(Records)
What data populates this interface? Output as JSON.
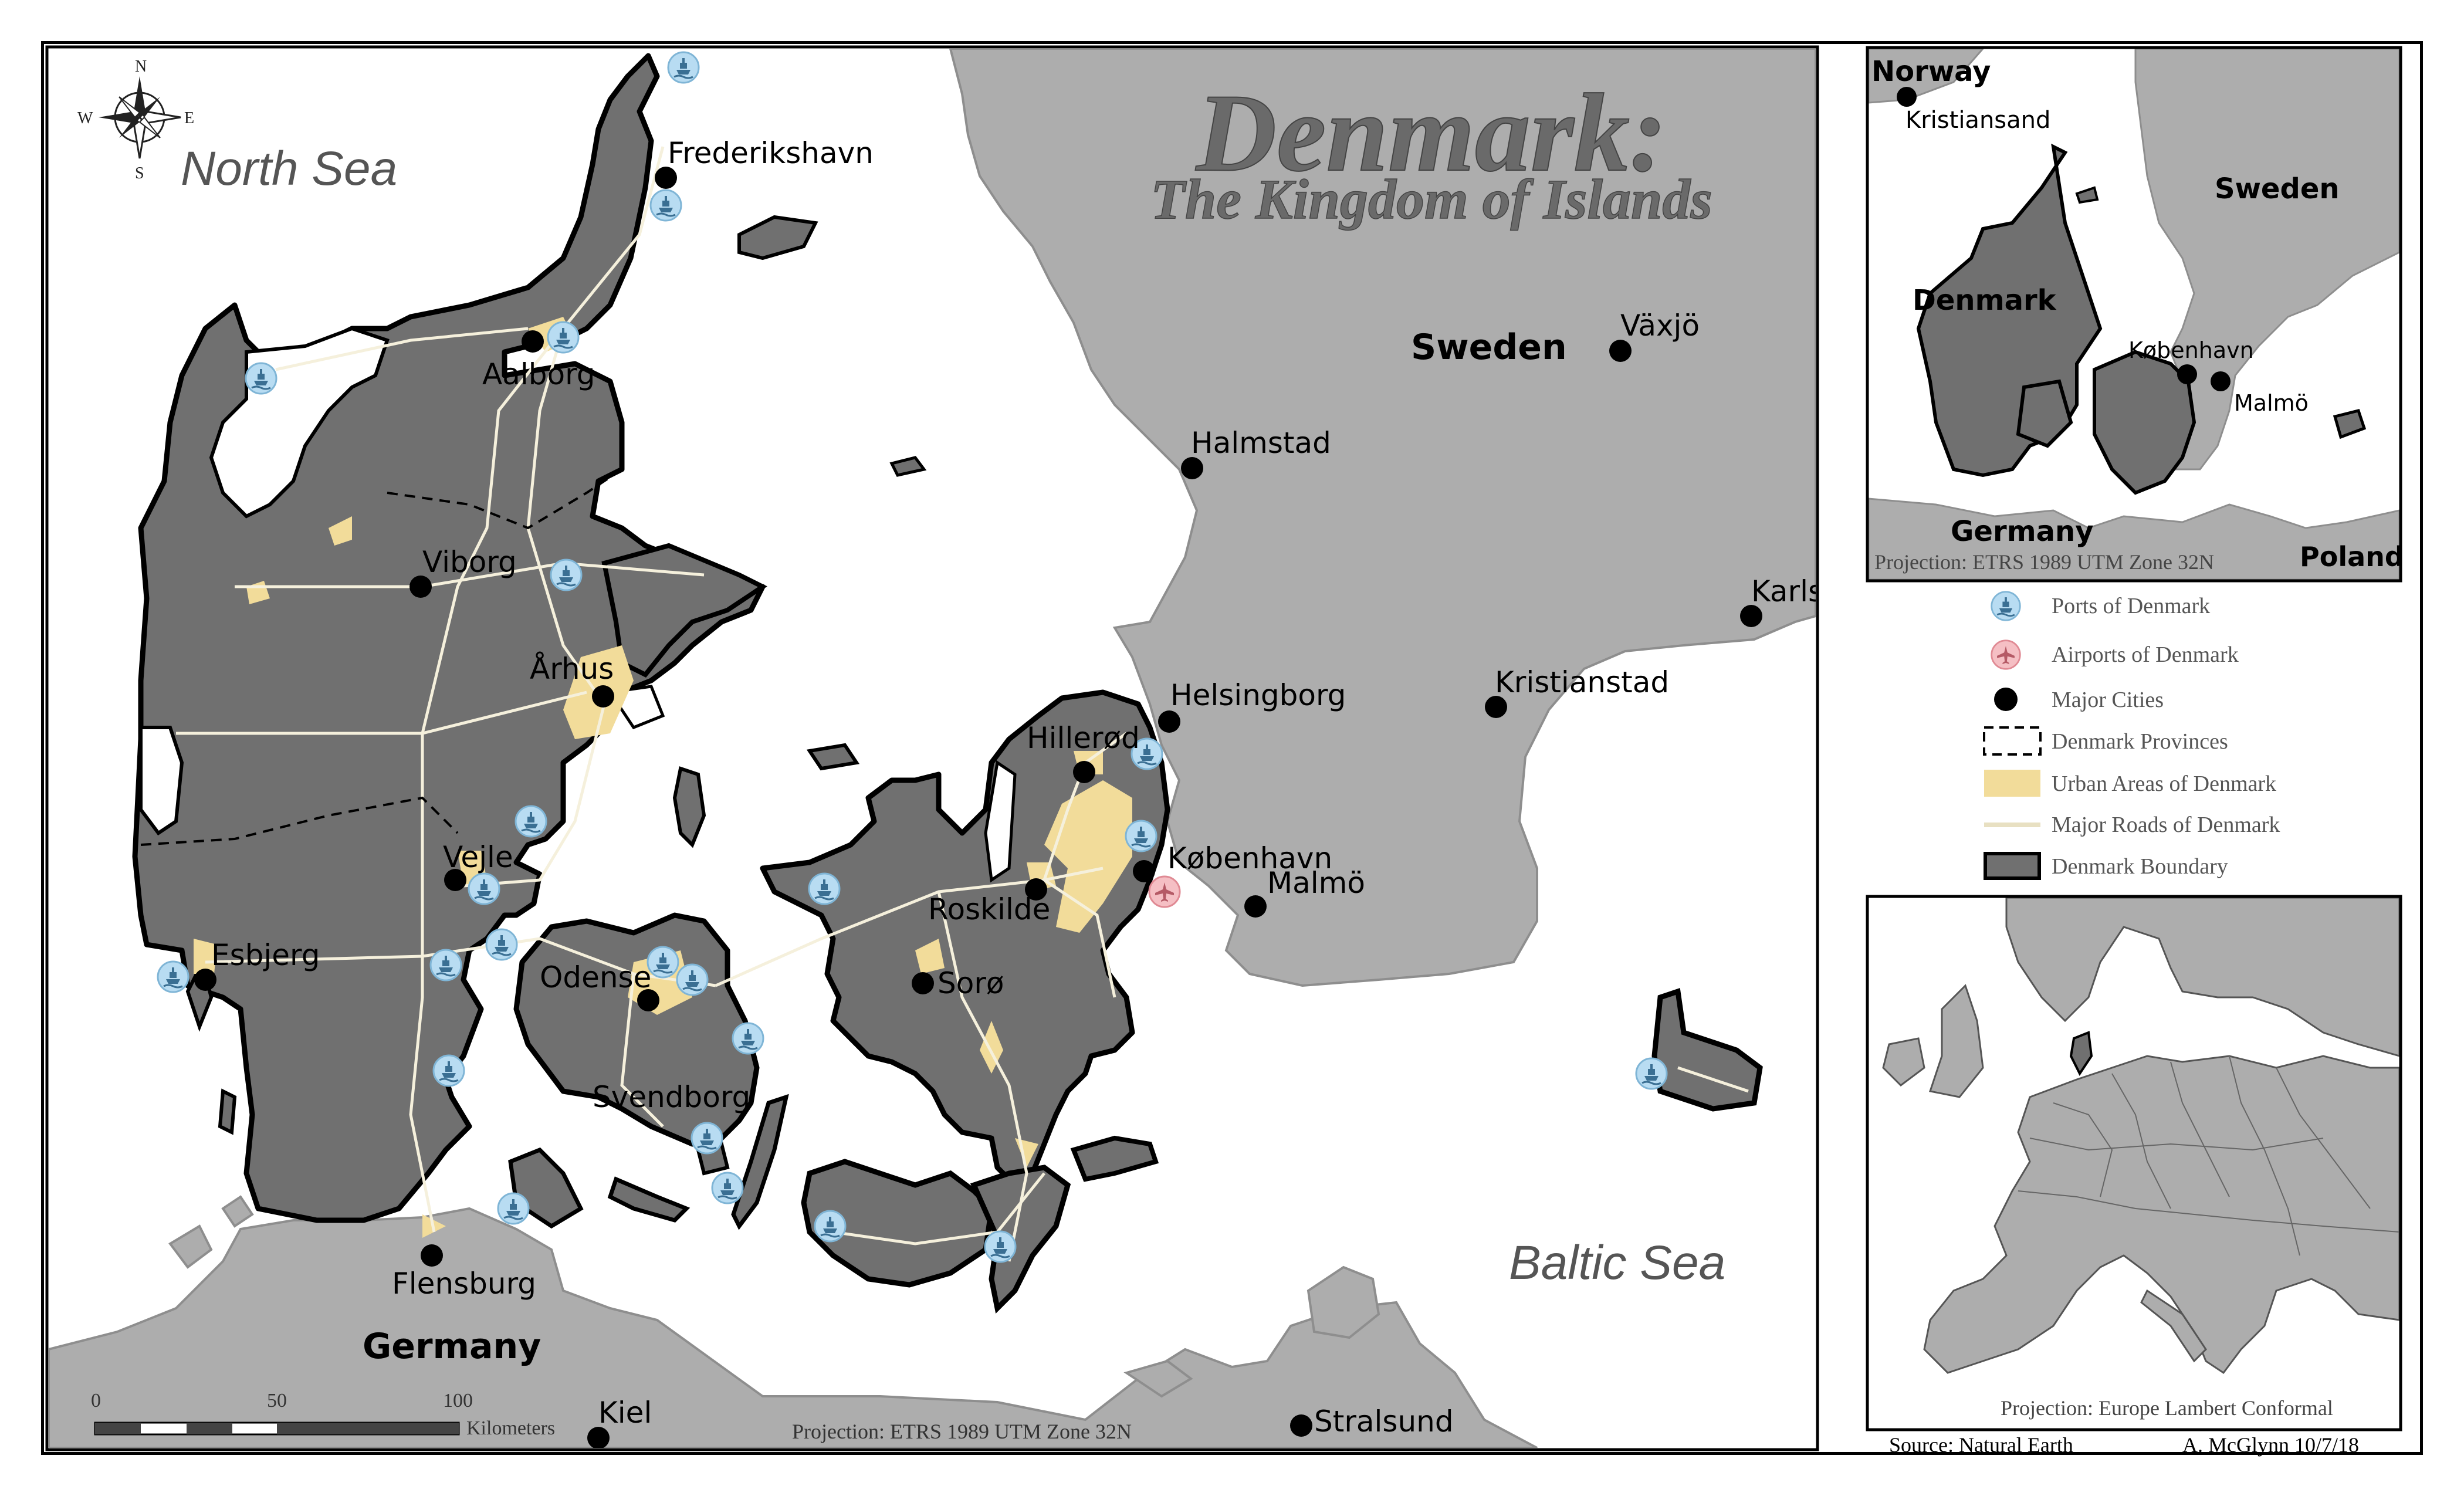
{
  "title": {
    "main": "Denmark:",
    "subtitle": "The Kingdom of Islands"
  },
  "water_labels": {
    "north_sea": "North Sea",
    "baltic_sea": "Baltic Sea"
  },
  "country_labels": {
    "sweden": "Sweden",
    "germany": "Germany"
  },
  "cities": {
    "frederikshavn": "Frederikshavn",
    "aalborg": "Aalborg",
    "viborg": "Viborg",
    "arhus": "Århus",
    "vejle": "Vejle",
    "esbjerg": "Esbjerg",
    "odense": "Odense",
    "svendborg": "Svendborg",
    "flensburg": "Flensburg",
    "kiel": "Kiel",
    "stralsund": "Stralsund",
    "hillerod": "Hillerød",
    "roskilde": "Roskilde",
    "soro": "Sorø",
    "kobenhavn": "København",
    "malmo": "Malmö",
    "helsingborg": "Helsingborg",
    "halmstad": "Halmstad",
    "vaxjo": "Växjö",
    "kristianstad": "Kristianstad",
    "karls": "Karls"
  },
  "scale_bar": {
    "ticks": [
      "0",
      "50",
      "100"
    ],
    "unit": "Kilometers"
  },
  "projection_main": "Projection: ETRS 1989 UTM Zone 32N",
  "inset_region": {
    "labels": {
      "norway": "Norway",
      "kristiansand": "Kristiansand",
      "sweden": "Sweden",
      "denmark": "Denmark",
      "kobenhavn": "København",
      "malmo": "Malmö",
      "germany": "Germany",
      "poland": "Poland"
    },
    "projection": "Projection: ETRS 1989 UTM Zone 32N"
  },
  "legend": {
    "items": [
      {
        "label": "Ports of Denmark",
        "icon": "port-icon"
      },
      {
        "label": "Airports of Denmark",
        "icon": "airport-icon"
      },
      {
        "label": "Major Cities",
        "icon": "city-dot-icon"
      },
      {
        "label": "Denmark Provinces",
        "icon": "dashed-box-icon"
      },
      {
        "label": "Urban Areas of Denmark",
        "icon": "urban-swatch-icon"
      },
      {
        "label": "Major Roads of Denmark",
        "icon": "road-line-icon"
      },
      {
        "label": "Denmark Boundary",
        "icon": "boundary-swatch-icon"
      }
    ]
  },
  "inset_europe": {
    "projection": "Projection: Europe Lambert Conformal"
  },
  "footer": {
    "source": "Source: Natural Earth",
    "author": "A. McGlynn 10/7/18"
  },
  "colors": {
    "denmark_land": "#707070",
    "foreign_land": "#adadad",
    "water": "#ffffff",
    "urban": "#f2dc9a",
    "roads": "#f5f0dc",
    "port": "#b8dcf2",
    "airport": "#f5bfc4",
    "title": "#6a6a6a"
  }
}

▶ _Instruction_:
Consider the entries above and return each line with the string "kobenhavn".

▶ _Task result_:
    "kobenhavn": "København",
      "kobenhavn": "København",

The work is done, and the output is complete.